WHAT NEEDS TO BE DONE: Gather all lines from the material that contain "Normalized".

ENTRIES SUPPLIED:
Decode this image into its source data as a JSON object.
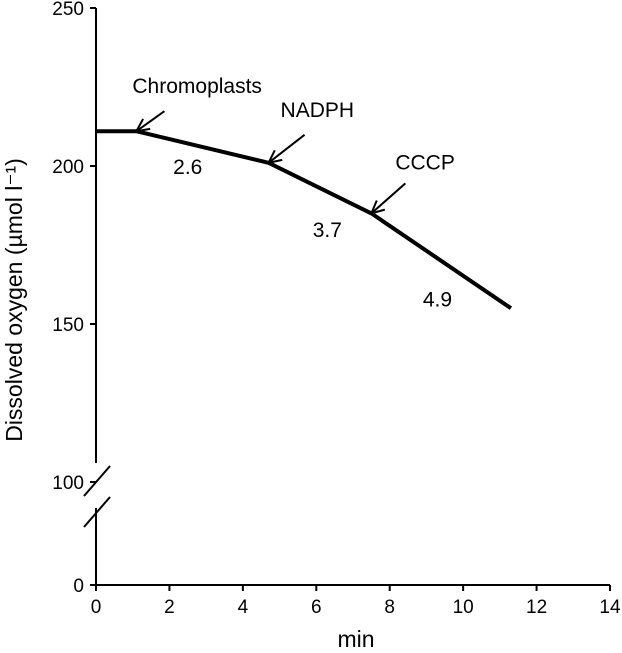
{
  "chart_data": {
    "type": "line",
    "xlabel": "min",
    "ylabel": "Dissolved oxygen (µmol l⁻¹)",
    "xlim": [
      0,
      14
    ],
    "x_ticks": [
      0,
      2,
      4,
      6,
      8,
      10,
      12,
      14
    ],
    "y_axis": {
      "segments": [
        {
          "range": [
            100,
            250
          ],
          "ticks": [
            100,
            150,
            200,
            250
          ]
        },
        {
          "range": [
            0,
            0
          ],
          "ticks": [
            0
          ]
        }
      ],
      "axis_break": "between 0 and 100"
    },
    "series": [
      {
        "x": [
          0,
          1.1,
          4.7,
          7.5,
          11.3
        ],
        "y": [
          211,
          211,
          201,
          185,
          155
        ]
      }
    ],
    "arrow_annotations": [
      {
        "text": "Chromoplasts",
        "x": 1.1,
        "y": 211
      },
      {
        "text": "NADPH",
        "x": 4.7,
        "y": 201
      },
      {
        "text": "CCCP",
        "x": 7.5,
        "y": 185
      }
    ],
    "rate_labels": [
      {
        "text": "2.6",
        "x": 2.5,
        "y": 200
      },
      {
        "text": "3.7",
        "x": 6.3,
        "y": 180
      },
      {
        "text": "4.9",
        "x": 9.3,
        "y": 158
      }
    ],
    "grid": false,
    "colors": {
      "line": "#000000",
      "axis": "#000000"
    }
  }
}
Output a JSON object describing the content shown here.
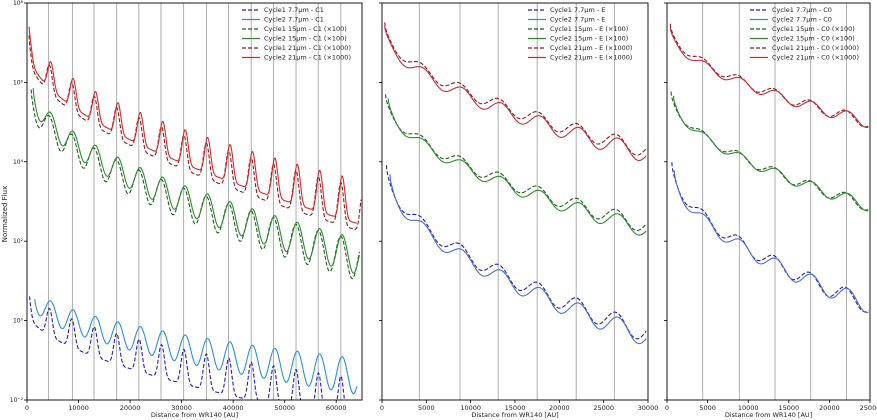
{
  "figure": {
    "ylabel": "Normalized Flux"
  },
  "chart_data": [
    {
      "type": "line",
      "panel": "C1",
      "xlabel": "Distance from WR140 [AU]",
      "ylabel": "Normalized Flux",
      "xlim": [
        0,
        65000
      ],
      "ylim": [
        0.01,
        100000000
      ],
      "yscale": "log",
      "xticks": [
        0,
        10000,
        20000,
        30000,
        40000,
        50000,
        60000
      ],
      "xtick_labels": [
        "0",
        "10000",
        "20000",
        "30000",
        "40000",
        "50000",
        "60000"
      ],
      "yticks": [
        0.01,
        1,
        100,
        10000,
        1000000,
        100000000
      ],
      "ytick_labels": [
        "10⁻²",
        "10⁰",
        "10²",
        "10⁴",
        "10⁶",
        "10⁸"
      ],
      "vlines": [
        4200,
        8800,
        13000,
        17400,
        21700,
        26000,
        30400,
        34800,
        39100,
        43500,
        47800,
        52200,
        56500,
        60900
      ],
      "legend": {
        "position": "upper right",
        "entries": [
          {
            "label": "Cycle1 7.7μm - C1",
            "color": "#1f1fbf",
            "dash": "dashed"
          },
          {
            "label": "Cycle2 7.7μm - C1",
            "color": "#2a8fe0",
            "dash": "solid"
          },
          {
            "label": "Cycle1 15μm - C1 (×100)",
            "color": "#1e5e1e",
            "dash": "dashed"
          },
          {
            "label": "Cycle2 15μm - C1 (×100)",
            "color": "#2e8b2e",
            "dash": "solid"
          },
          {
            "label": "Cycle1 21μm - C1 (×1000)",
            "color": "#8b1a1a",
            "dash": "dashed"
          },
          {
            "label": "Cycle2 21μm - C1 (×1000)",
            "color": "#d42a2a",
            "dash": "solid"
          }
        ]
      },
      "series": [
        {
          "model": "7.7",
          "style": "cycle1",
          "label": "Cycle1 7.7μm - C1",
          "color": "#1f1fbf",
          "base_decades": [
            0.5,
            -2.0
          ],
          "amp": 0.55,
          "period": 4350,
          "dips": true,
          "x": [
            500,
            63500
          ]
        },
        {
          "model": "7.7",
          "style": "cycle2",
          "label": "Cycle2 7.7μm - C1",
          "color": "#2a8fe0",
          "base_decades": [
            0.6,
            -1.4
          ],
          "amp": 0.45,
          "period": 4350,
          "dips": false,
          "x": [
            1500,
            64000
          ]
        },
        {
          "model": "15",
          "style": "cycle1",
          "label": "Cycle1 15μm - C1 (×100)",
          "color": "#1e5e1e",
          "base_decades": [
            5.7,
            1.5
          ],
          "amp": 0.5,
          "period": 4350,
          "dips": false,
          "x": [
            800,
            64500
          ]
        },
        {
          "model": "15",
          "style": "cycle2",
          "label": "Cycle2 15μm - C1 (×100)",
          "color": "#2e8b2e",
          "base_decades": [
            5.8,
            1.6
          ],
          "amp": 0.45,
          "period": 4350,
          "dips": false,
          "x": [
            1200,
            64500
          ]
        },
        {
          "model": "21",
          "style": "cycle1",
          "label": "Cycle1 21μm - C1 (×1000)",
          "color": "#8b1a1a",
          "base_decades": [
            7.0,
            2.8
          ],
          "amp": 0.55,
          "period": 4350,
          "dips": true,
          "x": [
            400,
            64800
          ]
        },
        {
          "model": "21",
          "style": "cycle2",
          "label": "Cycle2 21μm - C1 (×1000)",
          "color": "#d42a2a",
          "base_decades": [
            7.1,
            3.0
          ],
          "amp": 0.55,
          "period": 4350,
          "dips": true,
          "x": [
            400,
            64000
          ]
        }
      ]
    },
    {
      "type": "line",
      "panel": "E",
      "xlabel": "Distance from WR140 [AU]",
      "xlim": [
        0,
        30000
      ],
      "ylim": [
        0.01,
        100000000
      ],
      "yscale": "log",
      "xticks": [
        0,
        5000,
        10000,
        15000,
        20000,
        25000,
        30000
      ],
      "xtick_labels": [
        "0",
        "5000",
        "10000",
        "15000",
        "20000",
        "25000",
        "30000"
      ],
      "vlines": [
        4200,
        8800,
        13100,
        17500,
        21900,
        26200
      ],
      "legend": {
        "position": "upper right",
        "entries": [
          {
            "label": "Cycle1 7.7μm - E",
            "color": "#1f1fbf",
            "dash": "dashed"
          },
          {
            "label": "Cycle2 7.7μm - E",
            "color": "#2a8fe0",
            "dash": "solid"
          },
          {
            "label": "Cycle1 15μm - E (×100)",
            "color": "#1e5e1e",
            "dash": "dashed"
          },
          {
            "label": "Cycle2 15μm - E (×100)",
            "color": "#2e8b2e",
            "dash": "solid"
          },
          {
            "label": "Cycle1 21μm - E (×1000)",
            "color": "#8b1a1a",
            "dash": "dashed"
          },
          {
            "label": "Cycle2 21μm - E (×1000)",
            "color": "#d42a2a",
            "dash": "solid"
          }
        ]
      },
      "series": [
        {
          "model": "7.7",
          "style": "cycle1",
          "label": "Cycle1 7.7μm - E",
          "color": "#1f1fbf",
          "base_decades": [
            3.8,
            -0.3
          ],
          "amp": 0.25,
          "period": 4400,
          "dips": false,
          "x": [
            500,
            29800
          ]
        },
        {
          "model": "7.7",
          "style": "cycle2",
          "label": "Cycle2 7.7μm - E",
          "color": "#4a72c8",
          "base_decades": [
            3.6,
            -0.4
          ],
          "amp": 0.25,
          "period": 4400,
          "dips": false,
          "x": [
            900,
            29800
          ]
        },
        {
          "model": "15",
          "style": "cycle1",
          "label": "Cycle1 15μm - E (×100)",
          "color": "#1e5e1e",
          "base_decades": [
            5.6,
            2.4
          ],
          "amp": 0.2,
          "period": 4400,
          "dips": false,
          "x": [
            400,
            29800
          ]
        },
        {
          "model": "15",
          "style": "cycle2",
          "label": "Cycle2 15μm - E (×100)",
          "color": "#2e8b2e",
          "base_decades": [
            5.5,
            2.3
          ],
          "amp": 0.2,
          "period": 4400,
          "dips": false,
          "x": [
            700,
            29800
          ]
        },
        {
          "model": "21",
          "style": "cycle1",
          "label": "Cycle1 21μm - E (×1000)",
          "color": "#8b1a1a",
          "base_decades": [
            7.4,
            4.3
          ],
          "amp": 0.2,
          "period": 4400,
          "dips": false,
          "x": [
            300,
            29800
          ]
        },
        {
          "model": "21",
          "style": "cycle2",
          "label": "Cycle2 21μm - E (×1000)",
          "color": "#c0303a",
          "base_decades": [
            7.3,
            4.2
          ],
          "amp": 0.22,
          "period": 4400,
          "dips": false,
          "x": [
            300,
            29800
          ]
        }
      ]
    },
    {
      "type": "line",
      "panel": "C0",
      "xlabel": "Distance from WR140 [AU]",
      "xlim": [
        0,
        25000
      ],
      "ylim": [
        0.01,
        100000000
      ],
      "yscale": "log",
      "xticks": [
        0,
        5000,
        10000,
        15000,
        20000,
        25000
      ],
      "xtick_labels": [
        "0",
        "5000",
        "10000",
        "15000",
        "20000",
        "25000"
      ],
      "vlines": [
        4400,
        8900,
        13300,
        17700,
        22100
      ],
      "legend": {
        "position": "upper right",
        "entries": [
          {
            "label": "Cycle1 7.7μm - C0",
            "color": "#1f1fbf",
            "dash": "dashed"
          },
          {
            "label": "Cycle2 7.7μm - C0",
            "color": "#2a8fe0",
            "dash": "solid"
          },
          {
            "label": "Cycle1 15μm - C0 (×100)",
            "color": "#1e5e1e",
            "dash": "dashed"
          },
          {
            "label": "Cycle2 15μm - C0 (×100)",
            "color": "#2e8b2e",
            "dash": "solid"
          },
          {
            "label": "Cycle1 21μm - C0 (×1000)",
            "color": "#8b1a1a",
            "dash": "dashed"
          },
          {
            "label": "Cycle2 21μm - C0 (×1000)",
            "color": "#d42a2a",
            "dash": "solid"
          }
        ]
      },
      "series": [
        {
          "model": "7.7",
          "style": "cycle1",
          "label": "Cycle1 7.7μm - C0",
          "color": "#1f1fbf",
          "base_decades": [
            3.9,
            0.4
          ],
          "amp": 0.22,
          "period": 4400,
          "dips": false,
          "x": [
            600,
            24800
          ]
        },
        {
          "model": "7.7",
          "style": "cycle2",
          "label": "Cycle2 7.7μm - C0",
          "color": "#4a72c8",
          "base_decades": [
            3.7,
            0.4
          ],
          "amp": 0.22,
          "period": 4400,
          "dips": false,
          "x": [
            900,
            24800
          ]
        },
        {
          "model": "15",
          "style": "cycle1",
          "label": "Cycle1 15μm - C0 (×100)",
          "color": "#1e5e1e",
          "base_decades": [
            5.7,
            2.9
          ],
          "amp": 0.15,
          "period": 4400,
          "dips": false,
          "x": [
            500,
            24800
          ]
        },
        {
          "model": "15",
          "style": "cycle2",
          "label": "Cycle2 15μm - C0 (×100)",
          "color": "#2e8b2e",
          "base_decades": [
            5.6,
            2.9
          ],
          "amp": 0.15,
          "period": 4400,
          "dips": false,
          "x": [
            800,
            24800
          ]
        },
        {
          "model": "21",
          "style": "cycle1",
          "label": "Cycle1 21μm - C0 (×1000)",
          "color": "#8b1a1a",
          "base_decades": [
            7.4,
            5.0
          ],
          "amp": 0.15,
          "period": 4400,
          "dips": false,
          "x": [
            400,
            24800
          ]
        },
        {
          "model": "21",
          "style": "cycle2",
          "label": "Cycle2 21μm - C0 (×1000)",
          "color": "#c0303a",
          "base_decades": [
            7.3,
            5.0
          ],
          "amp": 0.15,
          "period": 4400,
          "dips": false,
          "x": [
            400,
            24800
          ]
        }
      ]
    }
  ]
}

ANSWER BELOW:
    "ylabel": "Normalized Flux"
      "ylabel": "Normalized Flux",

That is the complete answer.